- Version: 0.1
- Permalink:
- Authors
The ARC CWL RO-Crate profile describes computational workflows (descriptions of computational processes to transform data) and their invocations (actual executions with specific inputs, outputs and parameters) in experimental settings, specifically within the framework of Annotated Research Contexts (ARC). It therefore consists of two basic parts, called workflows and runs. The run directly references the workflow description and provides the concrete inputs, outputs and parameters for the workflow.
The Common Workflow Language (CWL) allows the use of metadata describing the workflows. The metadata often contains general information about licensing, authorship and affiliation, but is not limited to that. It is possible to describe the steps described by a workflow, or properties describing the run execution, in more detail. This profile aims to specify where and how the metadata contained within CWL workflow and CWL job files should be stored.
The ARC CWL profile mainly follows the Workflow Run Crate profile (which itself combines Process Run Crate and Workflow RO-Crate) and extends it by providing means to annotate additional metadata and align terminology with other parts of an ARC.
Computational workflows and laboratory workflows show many similarities, they typically only differ in how they are executed.
In an ARC, the latter are described using the ISA model, again seperating between a workflow description (LabProtocol
) and its execution (LabProcess
).
These types provide properties to annotate parameterized metadata in the form of key-value pairs using ontology terms.
Therefore, we extend the Workflow Run Crate by integrating these types into the established model.
The Workflow Run Crate models workflows using a combination of three types File
, SoftwareSourceCode
, ComputationalWorkflow
following the Bioschemas ComputationalWorkflow Profile.
Workflows can have multiple input and output parameters, defined optionally as FormalParameter entities and linked to the workflow's inputs and outputs.
An example of the original profile can be found here.
The profile requires a ComputationalWorkflow
object to be the mainEntity
of the Dataset
object describing root data entity.
Runs are modeled as CreateAction instances corresponding to the execution of a workflow.
They describe the execution of a computational tool that orchestrates other tools, represented as a workflow executed using a Workflow Management System (WMS).
Runs point onto the executed workflow using the instrument
property and onto their inputs and outputs using the object
and result
properties.
The CWL Workflow Profile extends the Workflow profile of Workflow Run Crates by incorporating how protocols are modeled in the ISA RO-Crate Profile. We therefore propose to use an additional multi type for the workflow profile. The type is therefore extended by LabProtocol. Parameters of protocols can be described using PropertyValue
and DefinedTerm
. Workflow complexity can vary. Workflows executing several tools in succession are common and require more complex annotation. We therefore use a hierarchical model: a workflow can consist of several sub-workflows pointing to them through the hasPart
property.

• GIVEN RECORDS:
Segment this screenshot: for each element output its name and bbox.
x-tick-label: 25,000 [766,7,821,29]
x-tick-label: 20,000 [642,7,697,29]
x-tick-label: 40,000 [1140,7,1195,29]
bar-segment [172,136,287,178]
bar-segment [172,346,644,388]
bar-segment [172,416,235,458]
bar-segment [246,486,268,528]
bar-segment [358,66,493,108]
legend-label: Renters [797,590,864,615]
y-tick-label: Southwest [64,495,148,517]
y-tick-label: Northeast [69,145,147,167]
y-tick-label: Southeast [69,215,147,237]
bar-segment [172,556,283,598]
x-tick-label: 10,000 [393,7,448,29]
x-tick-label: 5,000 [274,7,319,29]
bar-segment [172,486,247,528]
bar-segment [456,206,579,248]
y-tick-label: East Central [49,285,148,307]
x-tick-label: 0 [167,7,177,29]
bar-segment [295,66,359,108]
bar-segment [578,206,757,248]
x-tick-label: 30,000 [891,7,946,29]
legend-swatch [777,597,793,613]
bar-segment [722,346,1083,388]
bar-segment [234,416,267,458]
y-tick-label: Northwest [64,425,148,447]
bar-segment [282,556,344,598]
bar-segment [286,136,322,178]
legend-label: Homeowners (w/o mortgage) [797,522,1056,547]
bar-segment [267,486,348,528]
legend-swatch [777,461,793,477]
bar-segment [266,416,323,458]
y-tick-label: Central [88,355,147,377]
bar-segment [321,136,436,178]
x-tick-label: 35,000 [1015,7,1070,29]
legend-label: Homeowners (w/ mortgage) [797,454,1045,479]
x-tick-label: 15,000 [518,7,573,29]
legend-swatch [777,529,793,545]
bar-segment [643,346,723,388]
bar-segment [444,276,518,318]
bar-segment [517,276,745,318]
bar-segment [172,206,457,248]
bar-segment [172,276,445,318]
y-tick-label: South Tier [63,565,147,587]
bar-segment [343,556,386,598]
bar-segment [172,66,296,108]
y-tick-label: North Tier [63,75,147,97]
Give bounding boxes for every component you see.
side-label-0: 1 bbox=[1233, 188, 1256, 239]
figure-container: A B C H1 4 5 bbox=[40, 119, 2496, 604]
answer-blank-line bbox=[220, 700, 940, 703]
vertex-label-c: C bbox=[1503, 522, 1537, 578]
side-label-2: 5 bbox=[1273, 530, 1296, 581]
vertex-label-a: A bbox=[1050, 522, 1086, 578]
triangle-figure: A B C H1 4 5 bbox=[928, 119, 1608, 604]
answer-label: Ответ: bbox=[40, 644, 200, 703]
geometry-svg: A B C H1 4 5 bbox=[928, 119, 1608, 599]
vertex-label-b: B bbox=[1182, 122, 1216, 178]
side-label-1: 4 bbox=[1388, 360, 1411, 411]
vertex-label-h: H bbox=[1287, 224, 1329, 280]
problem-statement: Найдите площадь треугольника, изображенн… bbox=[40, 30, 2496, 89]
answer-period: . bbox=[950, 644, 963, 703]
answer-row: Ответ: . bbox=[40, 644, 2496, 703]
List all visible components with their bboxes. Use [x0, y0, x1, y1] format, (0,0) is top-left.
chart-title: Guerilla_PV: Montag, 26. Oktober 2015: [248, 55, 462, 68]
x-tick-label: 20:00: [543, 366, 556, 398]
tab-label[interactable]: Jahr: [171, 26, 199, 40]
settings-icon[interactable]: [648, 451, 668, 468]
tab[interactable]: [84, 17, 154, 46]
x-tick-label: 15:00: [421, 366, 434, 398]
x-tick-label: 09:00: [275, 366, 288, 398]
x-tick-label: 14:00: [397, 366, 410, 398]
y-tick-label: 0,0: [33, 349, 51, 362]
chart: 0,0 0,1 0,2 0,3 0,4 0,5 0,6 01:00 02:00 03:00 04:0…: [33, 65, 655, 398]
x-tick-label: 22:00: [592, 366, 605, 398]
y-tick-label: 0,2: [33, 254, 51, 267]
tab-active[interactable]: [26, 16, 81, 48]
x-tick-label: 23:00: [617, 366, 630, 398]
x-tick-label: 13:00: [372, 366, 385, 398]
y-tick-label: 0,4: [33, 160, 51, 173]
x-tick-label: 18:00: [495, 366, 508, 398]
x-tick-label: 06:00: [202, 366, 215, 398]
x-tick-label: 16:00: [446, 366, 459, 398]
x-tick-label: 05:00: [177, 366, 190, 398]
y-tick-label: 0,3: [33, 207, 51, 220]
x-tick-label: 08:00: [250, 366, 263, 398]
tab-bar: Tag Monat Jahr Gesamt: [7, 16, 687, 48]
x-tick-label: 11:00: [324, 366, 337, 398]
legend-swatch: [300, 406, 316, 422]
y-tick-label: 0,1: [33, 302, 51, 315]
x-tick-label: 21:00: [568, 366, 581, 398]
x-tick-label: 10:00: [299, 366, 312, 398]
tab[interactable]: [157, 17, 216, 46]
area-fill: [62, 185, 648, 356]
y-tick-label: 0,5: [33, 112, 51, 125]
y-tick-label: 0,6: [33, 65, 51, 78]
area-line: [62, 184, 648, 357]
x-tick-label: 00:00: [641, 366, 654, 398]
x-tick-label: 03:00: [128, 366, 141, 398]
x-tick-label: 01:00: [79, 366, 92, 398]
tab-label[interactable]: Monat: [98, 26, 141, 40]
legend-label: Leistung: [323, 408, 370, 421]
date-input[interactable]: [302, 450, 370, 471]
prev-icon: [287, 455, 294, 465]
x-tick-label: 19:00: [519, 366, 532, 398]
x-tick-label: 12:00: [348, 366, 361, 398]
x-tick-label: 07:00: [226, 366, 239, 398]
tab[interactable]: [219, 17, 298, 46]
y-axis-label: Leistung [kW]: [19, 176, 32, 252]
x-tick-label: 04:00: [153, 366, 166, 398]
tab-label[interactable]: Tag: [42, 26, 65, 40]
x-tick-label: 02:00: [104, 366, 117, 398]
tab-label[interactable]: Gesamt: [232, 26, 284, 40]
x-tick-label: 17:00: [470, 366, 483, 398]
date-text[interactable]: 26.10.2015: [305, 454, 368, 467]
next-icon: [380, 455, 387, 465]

• SET TASK 1: Reproduce the passage of the ARC CWL RO-Crate profile description that starts at "Therefore, we extend" and ends at "be found here.", word for word.
• SET TASK 2: Write out the records verbatim, starting at the very first line of the records and ending at the line that contains "bar-segment [286,136,322,178]", including that line.
The ARC CWL RO-Crate profile description and the records are unrelated to each other.

• COMPLETE OUTPUT 1:
Therefore, we extend the Workflow Run Crate by integrating these types into the established model.
The Workflow Run Crate models workflows using a combination of three types File
, SoftwareSourceCode
, ComputationalWorkflow
following the Bioschemas ComputationalWorkflow Profile.
Workflows can have multiple input and output parameters, defined optionally as FormalParameter entities and linked to the workflow's inputs and outputs.
An example of the original profile can be found here.

• COMPLETE OUTPUT 2:
Segment this screenshot: for each element output its name and bbox.
x-tick-label: 25,000 [766,7,821,29]
x-tick-label: 20,000 [642,7,697,29]
x-tick-label: 40,000 [1140,7,1195,29]
bar-segment [172,136,287,178]
bar-segment [172,346,644,388]
bar-segment [172,416,235,458]
bar-segment [246,486,268,528]
bar-segment [358,66,493,108]
legend-label: Renters [797,590,864,615]
y-tick-label: Southwest [64,495,148,517]
y-tick-label: Northeast [69,145,147,167]
y-tick-label: Southeast [69,215,147,237]
bar-segment [172,556,283,598]
x-tick-label: 10,000 [393,7,448,29]
x-tick-label: 5,000 [274,7,319,29]
bar-segment [172,486,247,528]
bar-segment [456,206,579,248]
y-tick-label: East Central [49,285,148,307]
x-tick-label: 0 [167,7,177,29]
bar-segment [295,66,359,108]
bar-segment [578,206,757,248]
x-tick-label: 30,000 [891,7,946,29]
legend-swatch [777,597,793,613]
bar-segment [722,346,1083,388]
bar-segment [234,416,267,458]
y-tick-label: Northwest [64,425,148,447]
bar-segment [282,556,344,598]
bar-segment [286,136,322,178]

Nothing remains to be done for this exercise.